- [WRITTEN TASK] The entire listing is to be repeated verbatim.

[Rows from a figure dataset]
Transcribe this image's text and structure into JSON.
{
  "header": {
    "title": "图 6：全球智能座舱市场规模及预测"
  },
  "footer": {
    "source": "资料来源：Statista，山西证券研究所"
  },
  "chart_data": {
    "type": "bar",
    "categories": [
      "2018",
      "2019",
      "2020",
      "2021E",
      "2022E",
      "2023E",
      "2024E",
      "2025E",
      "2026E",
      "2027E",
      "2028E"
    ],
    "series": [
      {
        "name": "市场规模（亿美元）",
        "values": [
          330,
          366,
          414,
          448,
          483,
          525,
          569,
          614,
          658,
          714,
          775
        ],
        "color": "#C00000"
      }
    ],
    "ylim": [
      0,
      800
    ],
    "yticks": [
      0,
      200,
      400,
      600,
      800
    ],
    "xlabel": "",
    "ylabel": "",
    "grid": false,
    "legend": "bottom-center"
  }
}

- [TASK SOLUTION]
Transcribe this image's text and structure into JSON.
{
  "header": {
    "title": "图 6：全球智能座舱市场规模及预测"
  },
  "footer": {
    "source": "资料来源：Statista，山西证券研究所"
  },
  "chart_data": {
    "type": "bar",
    "categories": [
      "2018",
      "2019",
      "2020",
      "2021E",
      "2022E",
      "2023E",
      "2024E",
      "2025E",
      "2026E",
      "2027E",
      "2028E"
    ],
    "series": [
      {
        "name": "市场规模（亿美元）",
        "values": [
          330,
          366,
          414,
          448,
          483,
          525,
          569,
          614,
          658,
          714,
          775
        ],
        "color": "#C00000"
      }
    ],
    "ylim": [
      0,
      800
    ],
    "yticks": [
      0,
      200,
      400,
      600,
      800
    ],
    "xlabel": "",
    "ylabel": "",
    "grid": false,
    "legend": "bottom-center"
  }
}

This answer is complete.